Bron —
Er was eens… een meisje, heel ver weg in de polder. Ze had een lief klein broertje, een beeldschone moeder en een vader die piloot was. Samen vlogen ze de hele wereld over, ze hadden goede gesprekken, aten in de meest bijzondere restaurants, beleefden grootse avonturen en ze leefden nog lang en gelukkig…

Een echt sprookje toch, een piloot als vader? Niet voor Sofie, uit

Indien plaats beschikbaar

. Haar vader is een verfomfaaide piloot die er eigenlijk nooit is, nog geen haakje aan de muur kan hangen en die als hij al thuis is in een compleet andere wereld leeft. Sofies moeder begrijpt haar ook niet en is alleen maar bezig met haar eigen reislust mede mogelijk gemaakt door ‘indien plaats beschikbaar’–familiekaartjes, Sofie haat ze. Ze moeten haar, haar ouders en broertje met kerst naar Egypte gaan brengen, een land waar alles vies is en iedereen ziek wordt. Ze krijgt nu al geen hap meer door haar keel. Nee, op haar dertiende is het leven geen sprookje voor Sofie.

Maar daar beginnen wij niet mee. Wij komen in Sofies leven als ze 21 is en ze vlak voordat haar vader stopt met vliegen toch nog een keer met hem meegaat, op een IPB-ticket, naar Los Angeles. Een makkelijke beslissing is het niet geweest en direct na het eerste hoofdstuk heb ik al een heleboel vraagtekens om Sofie heen staan. Dat is wat Rozendaal sterk gedaan heeft in dit boek, haar eerste roman, het zit technisch sterk in elkaar. Ze houdt de spanning erin door met flashbacks te werken en er voor te zorgen dat er zowel in het heden als in het verleden een spanningsboog in zit en we toewerken naar een hoogtepunt. Ook elk hoofdstuk eindigt met een cliffhanger waardoor Rozendaal je hoofdstuk na hoofdstuk het boek door sleept. De flashbacks van de 13jarige Sofie geven ons uitleg bij de Sofie die wij eerst leren kennen; een 21jarige vrouw die op mij veel jonger overkomt en gekke trekjes en gedachten heeft. In de flashbacks leren wij haar jeugd en haar problemen kennen.

Het heden, een vliegreis dus, van Amsterdam naar Los Angeles, 11 uur lang in de cockpit met haar vader, de 2e piloot en ‘tromgeroffel’ de 3e piloot; Joost. Rozendaal maakt het heden, wat soms al behoorlijk veel weg heeft van een pilotensoap, nog wat sappiger door deze Joost op het toneel te laten verschijnen. Een extreem aantrekkelijke jongen met goede flirttechnieken en bindingsangst die met Sofie natuurlijk een band heeft die hij met geen van zijn andere vriendinnen heeft. Hiermee gaat het toch echt een beetje op een chiklit lijken. En zo kom ik eigenlijk direct op mijn mening over dit boek. Zoals ik al zei, vind ik het technisch goed opgebouwd, maar verder valt het mij tegen. Rozendaal schrijft fijn, begrijpelijk, met zorgvuldig geformuleerde zinnen en je leest haar autobiografische roman makkelijk weg, maar ik vind het verhaal heel dun, oppervlakkig en kort door de bocht. Ik vind het op veel punten geen roman, maar meer een boek voor ‘meisjes’, het verbaasde me ook helemaal niets te lezen dat Rozendaal ook voor het paardenblad Penny schrijft. Volgens de boekomschrijving maakt Sofie een reis naar echte volwassenheid en overwint ze in de lucht haar laatste demonen… Dat vind ik dan wel heel eenvoudig gaan. Ik mis hier echt een stuk diepgang. Het verhaal is te letterlijk; ze ziet bijvoorbeeld wel heel letterlijk een andere kant van haar vader en ze heeft ook wel heel duidelijk het idee dat haar dertienjarige ik met haar meereist.

De opdrachten —
1. Naar welke stad vliegt Sofie volgens de recensie op haar 21e met haar vader mee?
2. Herhaal woordelijk het stuk uit de recensie dat opent met de woorden met "Een echt sprookje" en sluit met "sprookje voor Sofie.".
3. Schrijf alsjeblieft de recensie van de roman over Sofie verder, te beginnen na de laatste zin die er staat.
De vermeldingen hierna staan helemaal los van de recensie.

Aangeleverde gegevens —
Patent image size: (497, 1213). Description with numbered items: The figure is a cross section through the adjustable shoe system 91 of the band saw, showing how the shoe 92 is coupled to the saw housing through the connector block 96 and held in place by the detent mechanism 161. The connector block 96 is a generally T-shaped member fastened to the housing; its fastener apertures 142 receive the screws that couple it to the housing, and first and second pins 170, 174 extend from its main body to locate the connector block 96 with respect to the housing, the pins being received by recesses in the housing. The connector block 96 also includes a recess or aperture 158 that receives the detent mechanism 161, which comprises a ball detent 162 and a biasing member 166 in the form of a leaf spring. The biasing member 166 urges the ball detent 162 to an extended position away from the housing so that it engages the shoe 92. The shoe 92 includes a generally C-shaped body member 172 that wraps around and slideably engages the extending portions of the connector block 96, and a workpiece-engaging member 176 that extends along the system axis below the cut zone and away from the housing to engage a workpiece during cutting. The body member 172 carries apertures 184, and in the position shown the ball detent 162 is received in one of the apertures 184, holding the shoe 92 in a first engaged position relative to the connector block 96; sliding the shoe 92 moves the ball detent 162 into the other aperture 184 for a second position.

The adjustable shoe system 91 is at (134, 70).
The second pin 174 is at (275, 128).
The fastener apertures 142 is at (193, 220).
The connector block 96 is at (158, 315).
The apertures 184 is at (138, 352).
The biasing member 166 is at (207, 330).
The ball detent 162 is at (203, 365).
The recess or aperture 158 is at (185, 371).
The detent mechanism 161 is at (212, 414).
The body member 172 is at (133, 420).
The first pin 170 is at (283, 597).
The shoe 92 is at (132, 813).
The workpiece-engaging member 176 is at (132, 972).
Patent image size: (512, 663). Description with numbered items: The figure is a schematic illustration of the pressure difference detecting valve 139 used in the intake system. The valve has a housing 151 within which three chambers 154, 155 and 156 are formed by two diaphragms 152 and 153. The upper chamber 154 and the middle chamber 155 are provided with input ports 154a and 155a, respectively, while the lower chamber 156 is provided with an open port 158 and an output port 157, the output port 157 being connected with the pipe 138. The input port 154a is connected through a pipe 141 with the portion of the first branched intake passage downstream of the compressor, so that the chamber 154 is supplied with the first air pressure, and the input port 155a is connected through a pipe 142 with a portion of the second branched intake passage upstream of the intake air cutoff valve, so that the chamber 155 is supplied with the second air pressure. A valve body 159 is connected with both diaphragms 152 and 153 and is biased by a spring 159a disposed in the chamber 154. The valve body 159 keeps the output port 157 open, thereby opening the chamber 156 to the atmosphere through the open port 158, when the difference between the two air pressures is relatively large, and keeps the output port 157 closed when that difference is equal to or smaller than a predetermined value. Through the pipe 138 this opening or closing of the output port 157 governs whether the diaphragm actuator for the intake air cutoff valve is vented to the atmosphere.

Antwoorden per opdracht —
1. Naar Los Angeles.

2.
Een echt sprookje toch, een piloot als vader? Niet voor Sofie, uit

Indien plaats beschikbaar

. Haar vader is een verfomfaaide piloot die er eigenlijk nooit is, nog geen haakje aan de muur kan hangen en die als hij al thuis is in een compleet andere wereld leeft. Sofies moeder begrijpt haar ook niet en is alleen maar bezig met haar eigen reislust mede mogelijk gemaakt door ‘indien plaats beschikbaar’–familiekaartjes, Sofie haat ze. Ze moeten haar, haar ouders en broertje met kerst naar Egypte gaan brengen, een land waar alles vies is en iedereen ziek wordt. Ze krijgt nu al geen hap meer door haar keel. Nee, op haar dertiende is het leven geen sprookje voor Sofie.

3.
De thema’s zijn goed en lenen zich tot diepgang. Het gaat over moeilijke familieverhoudingen en de slechte communicatie die daaruit voort kan komen. Het gaat over een kwetsbaar en erg gevoelig meisje dat erg beïnvloedbaar is. Het gaat over angst, neurose en een eetprobleem; iets wat helaas veel voorkomt bij meisjes op die leeftijd. Maar Rozendaal laat ons niet binnen, we blijven op de stoep staan.

De vliegreis verloopt natuurlijk niet zoals gepland en met een heleboel drama en heldhaftig gedrag komen we dan aan bij het einde. Ik was daar na 2 dagen lezen, de spanning opbouwen kan Rozendaal namelijk goed en ook haar schrijfstijl hielp mij het boek in een rap tempo uit te hebben. Maar ook het einde viel mij tegen. Het past perfect in een spannend paardenverhaal, maar niet in een roman of een young adult boek.

Het is haar eerste roman, dit autobiografische verhaal van Sofie Rozendaal. Eerder schreef ze de boeken

Gek van eten

,

Mijn Michael

en

Blonde manen

, alledrie ook vanuit zichzelf geschreven. Laaiend enthousiast ben ik dus niet. Het is een lekker boek om te lezen, perfect voor een dag op het strand, maar daar blijft het bij. Alles bij elkaar ben ik toch benieuwd naar haar volgende boek, want met haar spanningsopbouw en mooie zinnen heeft Rozendaal mij wel meegetrokken.

Deze recensie is geschreven door Rhea van der Dong, 19, jaar student Taal- en Cultuurstudies in Utrecht.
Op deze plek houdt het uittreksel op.